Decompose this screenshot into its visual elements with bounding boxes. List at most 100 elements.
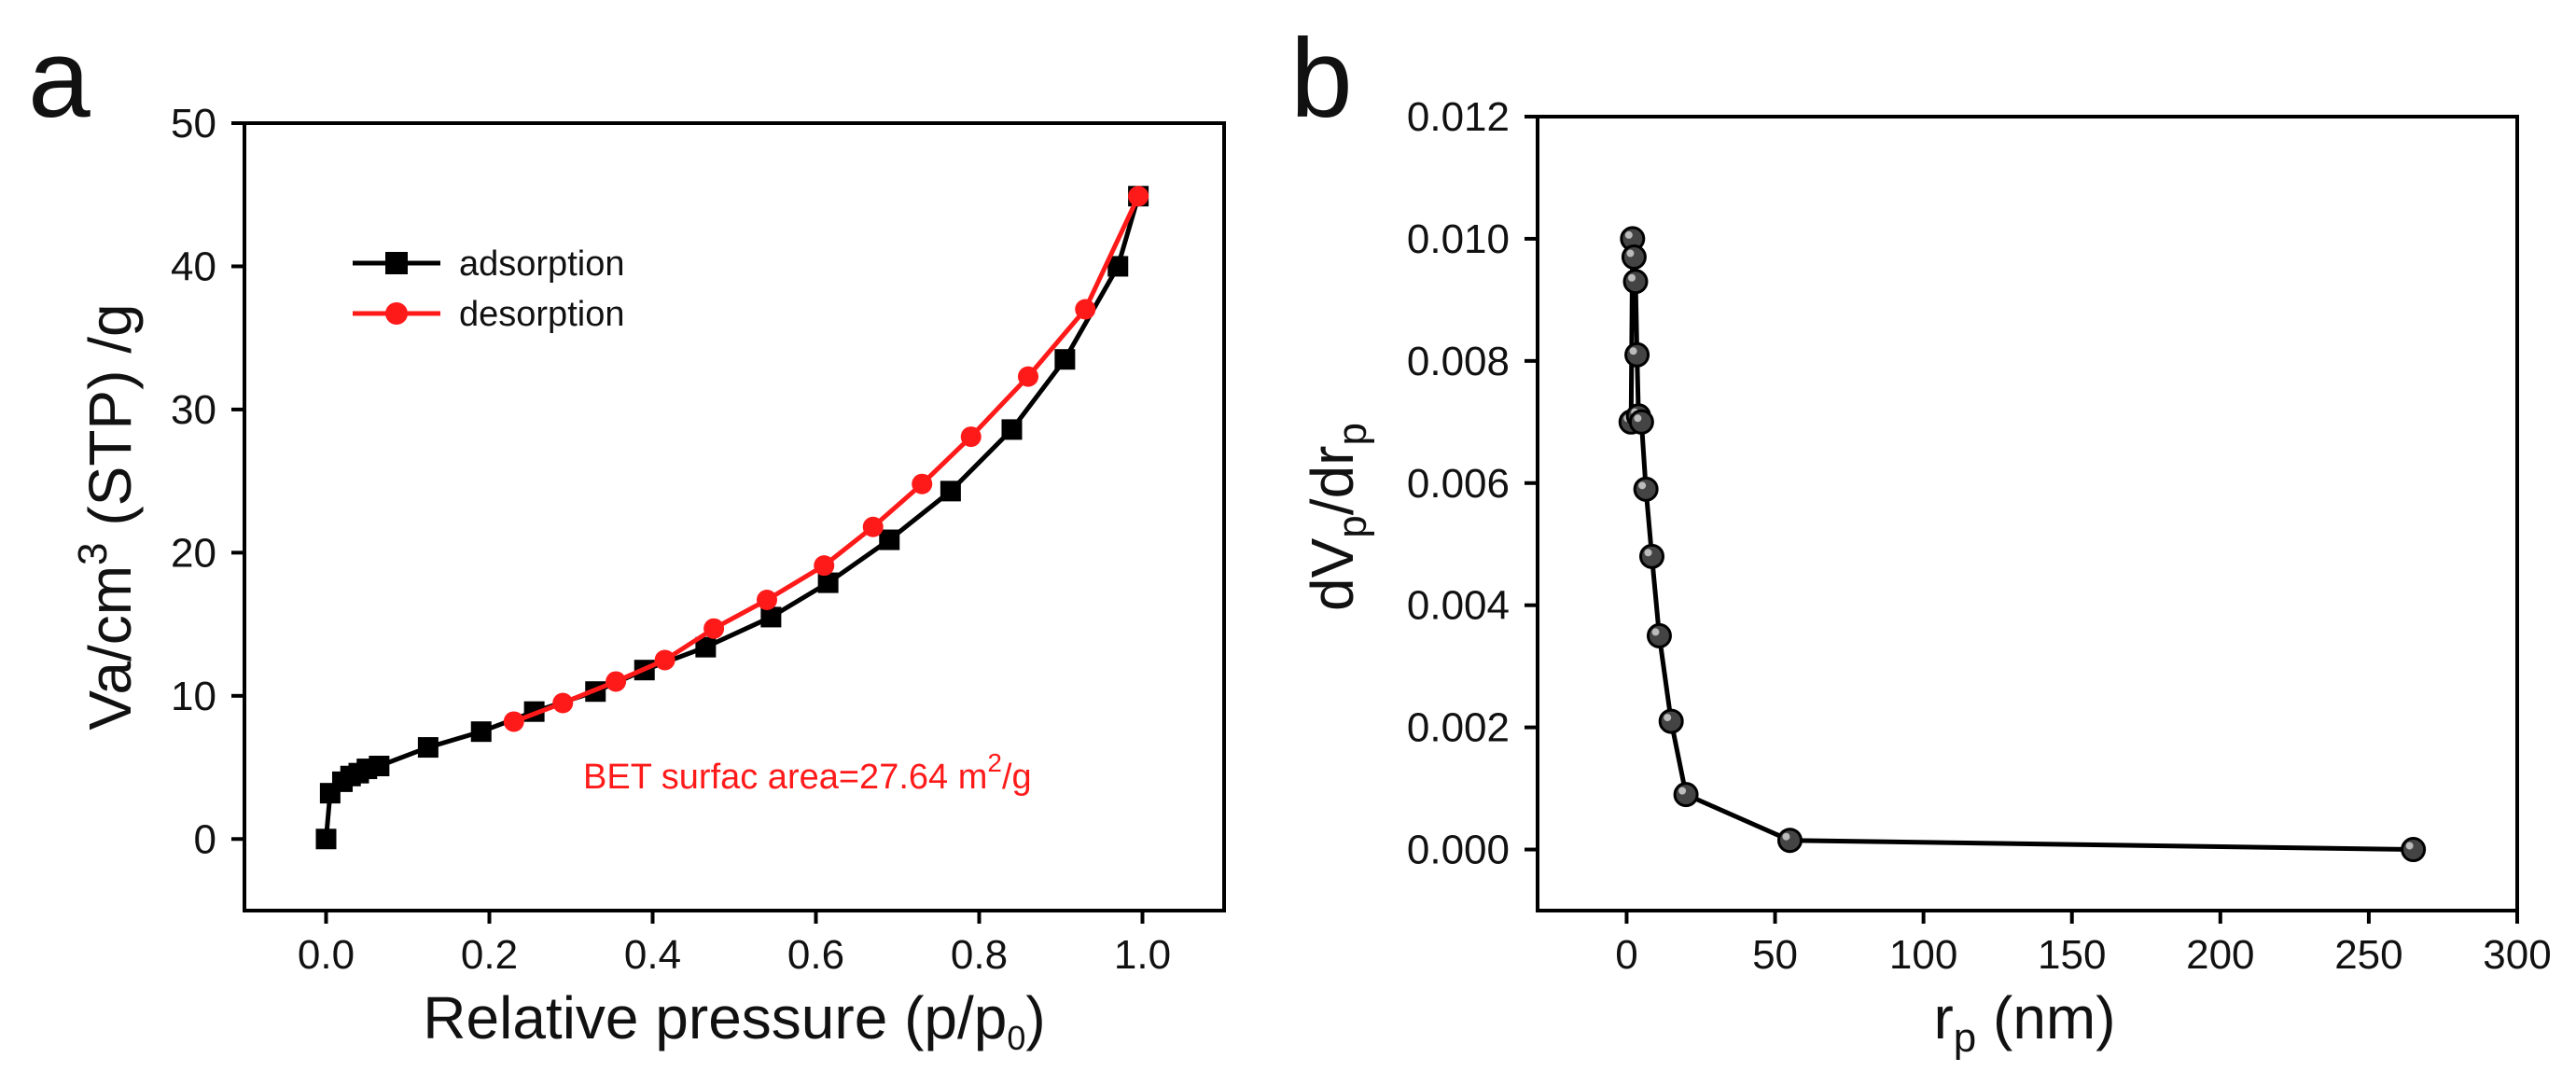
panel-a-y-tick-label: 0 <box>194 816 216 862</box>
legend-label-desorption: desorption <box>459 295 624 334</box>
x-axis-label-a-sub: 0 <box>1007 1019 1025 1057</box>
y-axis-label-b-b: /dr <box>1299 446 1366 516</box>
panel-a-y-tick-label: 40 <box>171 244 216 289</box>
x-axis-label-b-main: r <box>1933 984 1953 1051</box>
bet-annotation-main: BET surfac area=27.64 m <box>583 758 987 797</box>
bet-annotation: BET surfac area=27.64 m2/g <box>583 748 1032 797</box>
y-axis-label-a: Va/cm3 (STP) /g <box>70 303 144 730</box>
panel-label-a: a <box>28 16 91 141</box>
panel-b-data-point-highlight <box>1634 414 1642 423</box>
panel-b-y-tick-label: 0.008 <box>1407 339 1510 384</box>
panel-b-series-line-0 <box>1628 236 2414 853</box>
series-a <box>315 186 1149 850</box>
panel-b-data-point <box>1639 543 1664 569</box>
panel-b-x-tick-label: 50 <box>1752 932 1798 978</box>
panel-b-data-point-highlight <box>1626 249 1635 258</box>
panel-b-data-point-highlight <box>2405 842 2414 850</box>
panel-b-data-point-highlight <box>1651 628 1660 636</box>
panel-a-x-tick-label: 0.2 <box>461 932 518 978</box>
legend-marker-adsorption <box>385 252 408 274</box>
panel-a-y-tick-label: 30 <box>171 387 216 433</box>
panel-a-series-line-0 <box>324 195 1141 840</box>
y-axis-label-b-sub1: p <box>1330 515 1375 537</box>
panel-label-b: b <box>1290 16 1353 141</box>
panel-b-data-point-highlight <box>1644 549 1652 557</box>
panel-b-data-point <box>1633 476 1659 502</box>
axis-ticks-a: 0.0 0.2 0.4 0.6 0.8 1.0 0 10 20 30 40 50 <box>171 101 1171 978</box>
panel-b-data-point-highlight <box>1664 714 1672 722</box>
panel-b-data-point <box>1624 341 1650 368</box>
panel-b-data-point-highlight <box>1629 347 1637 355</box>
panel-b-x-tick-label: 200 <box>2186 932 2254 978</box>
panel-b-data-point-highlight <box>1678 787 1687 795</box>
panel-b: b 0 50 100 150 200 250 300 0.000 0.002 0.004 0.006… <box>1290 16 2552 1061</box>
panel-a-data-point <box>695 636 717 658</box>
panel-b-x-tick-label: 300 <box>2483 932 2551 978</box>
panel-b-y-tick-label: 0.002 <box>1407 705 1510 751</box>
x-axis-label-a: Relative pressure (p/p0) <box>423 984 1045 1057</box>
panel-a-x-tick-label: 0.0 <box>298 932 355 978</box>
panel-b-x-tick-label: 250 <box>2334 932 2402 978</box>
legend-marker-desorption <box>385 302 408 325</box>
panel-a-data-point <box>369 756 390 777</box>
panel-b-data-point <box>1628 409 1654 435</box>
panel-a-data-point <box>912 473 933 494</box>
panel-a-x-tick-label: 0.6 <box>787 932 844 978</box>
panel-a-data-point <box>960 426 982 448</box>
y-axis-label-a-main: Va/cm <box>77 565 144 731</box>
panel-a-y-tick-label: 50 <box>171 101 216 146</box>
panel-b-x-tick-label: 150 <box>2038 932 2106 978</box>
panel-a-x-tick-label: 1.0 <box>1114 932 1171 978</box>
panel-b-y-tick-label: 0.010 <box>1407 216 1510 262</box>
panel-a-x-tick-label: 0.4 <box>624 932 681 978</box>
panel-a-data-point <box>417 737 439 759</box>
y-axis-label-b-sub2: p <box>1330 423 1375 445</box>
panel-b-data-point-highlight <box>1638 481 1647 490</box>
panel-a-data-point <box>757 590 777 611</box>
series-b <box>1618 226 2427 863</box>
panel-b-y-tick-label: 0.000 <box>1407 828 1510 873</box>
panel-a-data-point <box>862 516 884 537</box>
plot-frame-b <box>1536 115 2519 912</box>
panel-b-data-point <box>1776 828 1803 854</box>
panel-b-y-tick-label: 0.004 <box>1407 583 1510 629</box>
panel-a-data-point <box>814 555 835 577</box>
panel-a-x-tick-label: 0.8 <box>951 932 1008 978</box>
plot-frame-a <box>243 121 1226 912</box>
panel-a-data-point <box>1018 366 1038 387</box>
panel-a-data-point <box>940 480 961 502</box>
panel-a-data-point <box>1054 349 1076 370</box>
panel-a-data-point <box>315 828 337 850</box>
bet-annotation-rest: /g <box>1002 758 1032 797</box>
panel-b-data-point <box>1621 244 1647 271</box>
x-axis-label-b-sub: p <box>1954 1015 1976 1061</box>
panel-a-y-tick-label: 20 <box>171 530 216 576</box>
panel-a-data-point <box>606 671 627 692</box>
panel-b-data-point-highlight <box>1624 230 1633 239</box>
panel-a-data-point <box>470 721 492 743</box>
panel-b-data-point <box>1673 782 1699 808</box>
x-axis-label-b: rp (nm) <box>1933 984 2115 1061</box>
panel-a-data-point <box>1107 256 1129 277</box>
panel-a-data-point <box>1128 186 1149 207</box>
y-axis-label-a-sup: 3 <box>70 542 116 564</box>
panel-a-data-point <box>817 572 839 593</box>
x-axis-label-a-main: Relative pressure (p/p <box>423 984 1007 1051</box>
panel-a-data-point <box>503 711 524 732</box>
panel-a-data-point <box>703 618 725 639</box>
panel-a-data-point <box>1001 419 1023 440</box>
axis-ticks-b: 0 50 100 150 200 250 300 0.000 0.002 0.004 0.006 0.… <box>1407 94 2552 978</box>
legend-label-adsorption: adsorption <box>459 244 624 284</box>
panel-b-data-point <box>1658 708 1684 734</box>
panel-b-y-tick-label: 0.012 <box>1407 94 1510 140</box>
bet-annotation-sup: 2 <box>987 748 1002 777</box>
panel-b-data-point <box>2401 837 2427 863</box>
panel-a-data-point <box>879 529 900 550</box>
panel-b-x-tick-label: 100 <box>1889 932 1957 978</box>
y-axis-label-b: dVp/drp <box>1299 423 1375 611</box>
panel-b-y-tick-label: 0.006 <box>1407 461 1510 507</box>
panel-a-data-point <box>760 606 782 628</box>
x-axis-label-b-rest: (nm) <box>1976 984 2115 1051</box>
------------------------------------
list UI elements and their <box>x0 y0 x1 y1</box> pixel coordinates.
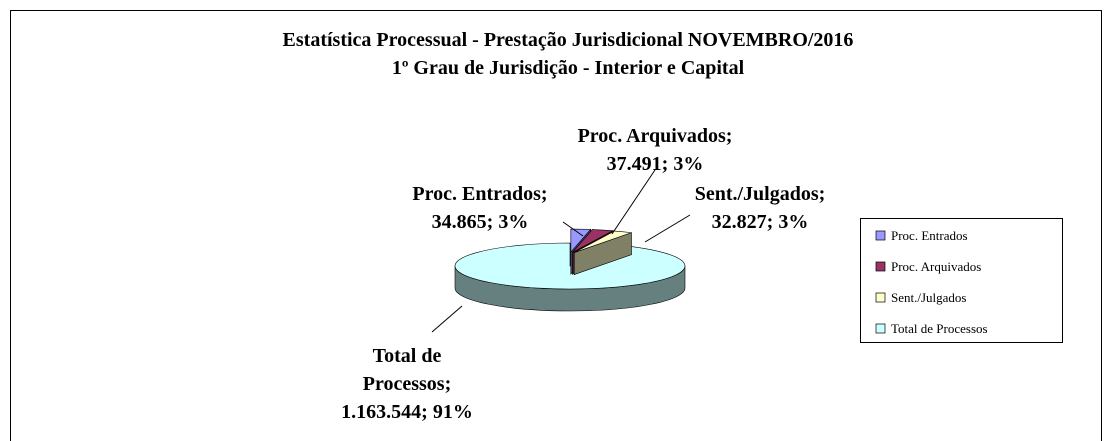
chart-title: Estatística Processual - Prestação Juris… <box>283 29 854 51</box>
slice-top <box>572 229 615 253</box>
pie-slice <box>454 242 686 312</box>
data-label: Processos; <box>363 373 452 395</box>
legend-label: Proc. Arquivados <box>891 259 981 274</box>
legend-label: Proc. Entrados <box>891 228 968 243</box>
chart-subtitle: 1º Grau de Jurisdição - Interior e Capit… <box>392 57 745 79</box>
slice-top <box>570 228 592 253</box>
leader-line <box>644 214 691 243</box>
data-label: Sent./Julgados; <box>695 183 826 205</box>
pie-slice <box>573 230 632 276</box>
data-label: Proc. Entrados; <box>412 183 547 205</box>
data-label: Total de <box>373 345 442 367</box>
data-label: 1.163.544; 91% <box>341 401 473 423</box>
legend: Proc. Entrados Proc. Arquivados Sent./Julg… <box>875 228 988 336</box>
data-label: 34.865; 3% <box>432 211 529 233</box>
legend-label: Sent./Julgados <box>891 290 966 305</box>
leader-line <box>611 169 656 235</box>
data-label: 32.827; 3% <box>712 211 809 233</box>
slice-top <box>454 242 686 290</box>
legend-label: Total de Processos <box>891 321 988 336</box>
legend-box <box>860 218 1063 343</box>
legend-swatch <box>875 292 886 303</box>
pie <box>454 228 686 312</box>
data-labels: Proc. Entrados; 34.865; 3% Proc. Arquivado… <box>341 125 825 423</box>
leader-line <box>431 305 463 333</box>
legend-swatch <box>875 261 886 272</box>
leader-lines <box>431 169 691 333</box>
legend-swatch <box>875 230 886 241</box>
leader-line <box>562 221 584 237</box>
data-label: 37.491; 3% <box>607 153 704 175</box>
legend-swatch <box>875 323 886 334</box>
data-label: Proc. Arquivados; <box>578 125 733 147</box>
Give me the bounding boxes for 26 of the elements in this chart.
------------------------------------
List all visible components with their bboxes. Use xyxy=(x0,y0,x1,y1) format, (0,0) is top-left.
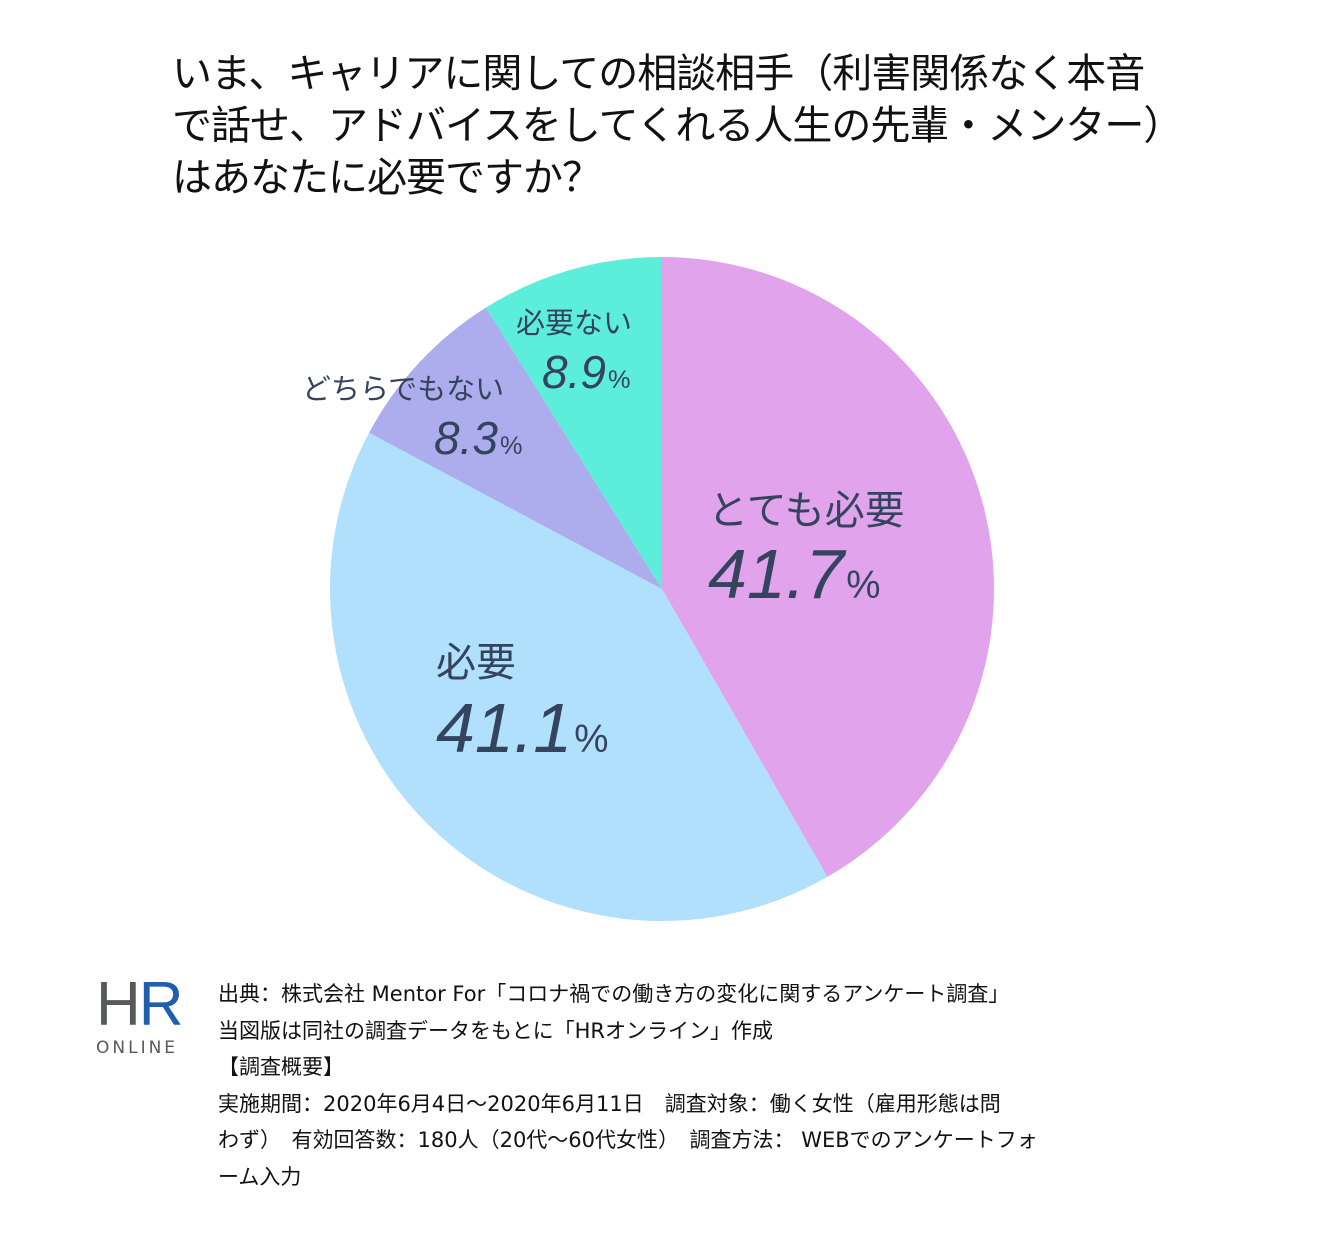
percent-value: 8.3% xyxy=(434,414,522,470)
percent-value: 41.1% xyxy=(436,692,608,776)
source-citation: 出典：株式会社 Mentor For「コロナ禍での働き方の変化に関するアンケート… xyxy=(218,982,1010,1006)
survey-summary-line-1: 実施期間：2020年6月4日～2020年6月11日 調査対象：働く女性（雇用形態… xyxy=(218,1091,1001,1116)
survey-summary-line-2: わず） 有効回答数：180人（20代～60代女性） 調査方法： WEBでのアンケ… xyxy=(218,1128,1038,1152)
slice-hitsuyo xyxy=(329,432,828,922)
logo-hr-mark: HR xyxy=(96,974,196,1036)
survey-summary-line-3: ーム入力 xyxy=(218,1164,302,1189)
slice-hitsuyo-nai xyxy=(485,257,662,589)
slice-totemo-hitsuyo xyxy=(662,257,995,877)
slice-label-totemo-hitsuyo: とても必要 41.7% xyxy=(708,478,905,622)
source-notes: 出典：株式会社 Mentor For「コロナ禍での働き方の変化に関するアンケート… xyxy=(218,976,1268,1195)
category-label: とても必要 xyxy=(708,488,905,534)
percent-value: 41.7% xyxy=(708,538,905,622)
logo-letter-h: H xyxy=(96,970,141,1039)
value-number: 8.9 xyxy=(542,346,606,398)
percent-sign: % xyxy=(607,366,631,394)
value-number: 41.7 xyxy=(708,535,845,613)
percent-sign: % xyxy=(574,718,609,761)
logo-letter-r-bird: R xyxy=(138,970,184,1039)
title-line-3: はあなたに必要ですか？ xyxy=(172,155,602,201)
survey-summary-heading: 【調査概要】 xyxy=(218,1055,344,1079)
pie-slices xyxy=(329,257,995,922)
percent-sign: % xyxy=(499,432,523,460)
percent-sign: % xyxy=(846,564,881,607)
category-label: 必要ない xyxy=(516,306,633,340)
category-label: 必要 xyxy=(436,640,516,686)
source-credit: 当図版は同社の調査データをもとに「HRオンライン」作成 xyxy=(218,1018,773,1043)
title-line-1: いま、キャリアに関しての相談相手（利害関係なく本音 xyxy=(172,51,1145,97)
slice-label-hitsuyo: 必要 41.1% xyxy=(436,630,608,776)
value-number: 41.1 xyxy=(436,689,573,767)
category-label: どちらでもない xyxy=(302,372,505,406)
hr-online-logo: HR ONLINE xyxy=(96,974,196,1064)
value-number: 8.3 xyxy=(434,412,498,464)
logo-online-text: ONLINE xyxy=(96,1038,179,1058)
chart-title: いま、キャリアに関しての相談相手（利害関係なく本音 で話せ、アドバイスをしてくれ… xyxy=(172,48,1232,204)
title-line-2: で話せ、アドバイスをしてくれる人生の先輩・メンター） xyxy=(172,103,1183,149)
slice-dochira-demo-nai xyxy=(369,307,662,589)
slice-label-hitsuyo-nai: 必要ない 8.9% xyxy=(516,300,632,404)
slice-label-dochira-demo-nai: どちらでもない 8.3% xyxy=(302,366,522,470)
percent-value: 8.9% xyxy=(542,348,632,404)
------------------------------------
**EXERCISE DETAILS**
Convert the lines in the records above into a JSON list of strings, one string per line, covering everything from the line containing "panel-a-y-tick-label: 0 <box>194" down to the line containing "panel-b-data-point-highlight <box>1626 249", both included.

**SOLVED EXERCISE**
[
  "panel-a-y-tick-label: 0 <box>194 816 216 862</box>",
  "legend-label-desorption: desorption <box>459 295 624 334</box>",
  "x-axis-label-a-sub: 0 <box>1007 1019 1025 1057</box>",
  "y-axis-label-b-b: /dr <box>1299 446 1366 516</box>",
  "panel-a-y-tick-label: 40 <box>171 244 216 289</box>",
  "x-axis-label-b-main: r <box>1933 984 1953 1051</box>",
  "bet-annotation-main: BET surfac area=27.64 m <box>583 758 987 797</box>",
  "bet-annotation: BET surfac area=27.64 m2/g <box>583 748 1032 797</box>",
  "y-axis-label-a: Va/cm3 (STP) /g <box>70 303 144 730</box>",
  "panel-label-a: a <box>28 16 91 141</box>",
  "panel-b-data-point-highlight <box>1634 414 1642 423</box>",
  "panel-b-y-tick-label: 0.008 <box>1407 339 1510 384</box>",
  "panel-b-series-line-0 <box>1628 236 2414 853</box>",
  "series-a <box>315 186 1149 850</box>",
  "panel-b-data-point <box>1639 543 1664 569</box>",
  "panel-b-x-tick-label: 50 <box>1752 932 1798 978</box>",
  "panel-b-data-point-highlight <box>1626 249 1635 258</box>"
]